Why does my math class have so few girls?

Why does my math class have so few girls? Why did the engineering department here have only one female professor last year? These are the types of questions many girls in S.T.E.M. at Swat tend to ask ourselves. Issues of underrepresentation of women in S.T.E.M. fields don’t start at Swat. By the time students arrive here, they have already been influenced by these disciplines’ implicit and explicit biases. It is the presence of such biases, most of which begin to heighten during middle and high school, that is constantly deterring women from pursuing computational fields, and it is imperative that institutions begin to tackle these biases head on.
In high schools across the United States, boys are dominating the higher-level classes in fields of math and applied mathematics.  Approximately 2.1 million girls and only 1.75 million boys took A.P. exams in varying subjects in 2013; however, in A.P. exams in fields of math and applied mathematics, boys outnumbered girls by strikingly large margins. Despite the fact that girls take a significantly greater percentage of all A.P. exams, boys still take more exams in all S.T.E.M.-related fields. The fact that more boys are taking these exams indicates that boys outnumber girls by a large margin in A.P. classes — high school classes usually at the highest level in any given subject — concerning S.T.E.M.-related fields.
Taking these A.P. classes in a subject will naturally increase the likelihood that a student will major in that subject in college. While some math majors at Swat do start in Math 15, it is far easier to complete the major if they come in with A.P. credit, and a student will naturally gravitate towards subjects in which they feel they possess more confidence and ability.
One of the main reasons many of the speakers cited that is keeping women out of the profession are the implicit biases — negative mental attitudes towards a group that people hold at an unconscious level.  Teachers perpetuate these biases unconsciously while teaching, and they will often go unnoticed by all until they are brought to attention. A student’s subconscious will pick up things that they do not actually know they are internalizing.  
With both information and experience in mind, I have compiled a list of suggestions for improving the ways in which institutions treat women. All schools and universities should ensure that they have 50 percent female teachers in mathematics and fields such as physics and economics which require the application of mathematics. All standardized testing involving mathematics and fields of applied mathematics must not permit test-takers to bubble in their gender until after they have already taken the test.
All students should be told two statements at the beginning of their middle school careers. The first is that brains are as malleable as plastic, and anyone has the ability to learn anything regardless of their race, class, or gender. The second is that gender plays no role in the ability for a child to learn any subject, and that the stereotypes surrounding the idea that boys are naturally better at math are 100 percent false.  
For every famous male mathematician a teacher mentions in class, teachers must also mention a female mathematician. I have heard my math teachers for years go on and on about men such as Euler, Pythagoras, and Taylor.  I have never been in a math class where the teacher mentioned the name of a famous female mathematician. Though the discoveries of the men listed above may be more relevant to the lesson than the discoveries of Hypata or Maryam Mirzakhani — the first woman to win the Fields Medal — only mentioning male names sends the message to the subconscious of females that women are lacking something instrumental to the possession of a great mathematical mind.  Simply mentioning a brilliant female mathematician will help derail this implicit bias. Elementary, middle, and high schools should have posters up in their hallways and classrooms of brilliant women in mathematics as role models for students.
Teachers and school administrators in math and fields of applied mathematics must do the following: read literature on the implicit biases that work against girls in their fields.  They must be aware of these biases so as never to reproduce or ignite them. For example, a teacher should never make the statement, “girls think differently,” or “girls show their skills in different ways.”

OBJECTIVE:
According to the essay about girls in math, who was the first woman to win the Fields Medal? Rely only on the essay about girls in math.

MATERIAL:
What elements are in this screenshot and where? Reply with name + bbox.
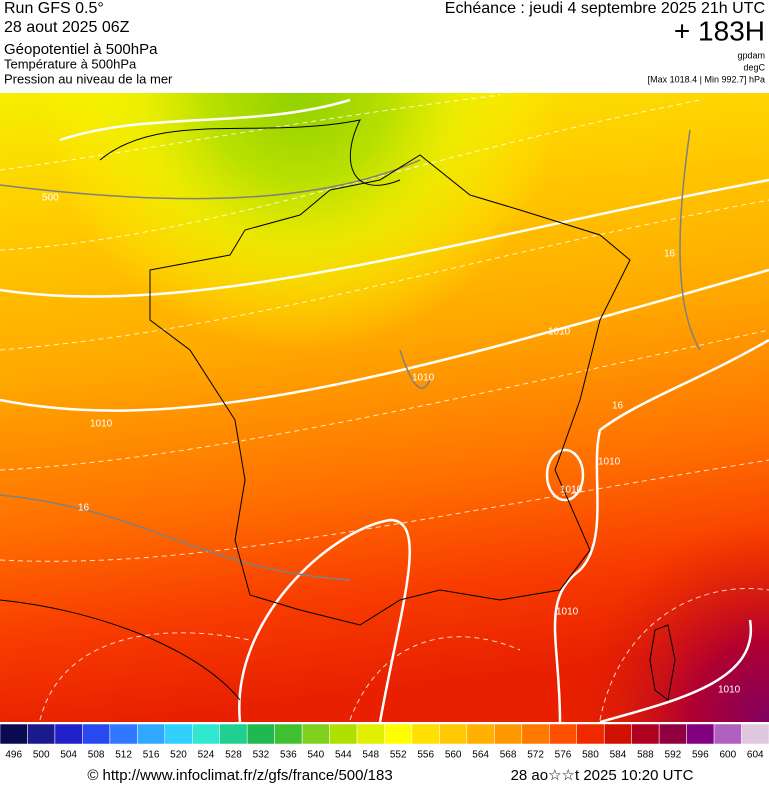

EXERCISE RESULT:
Maryam Mirzakhani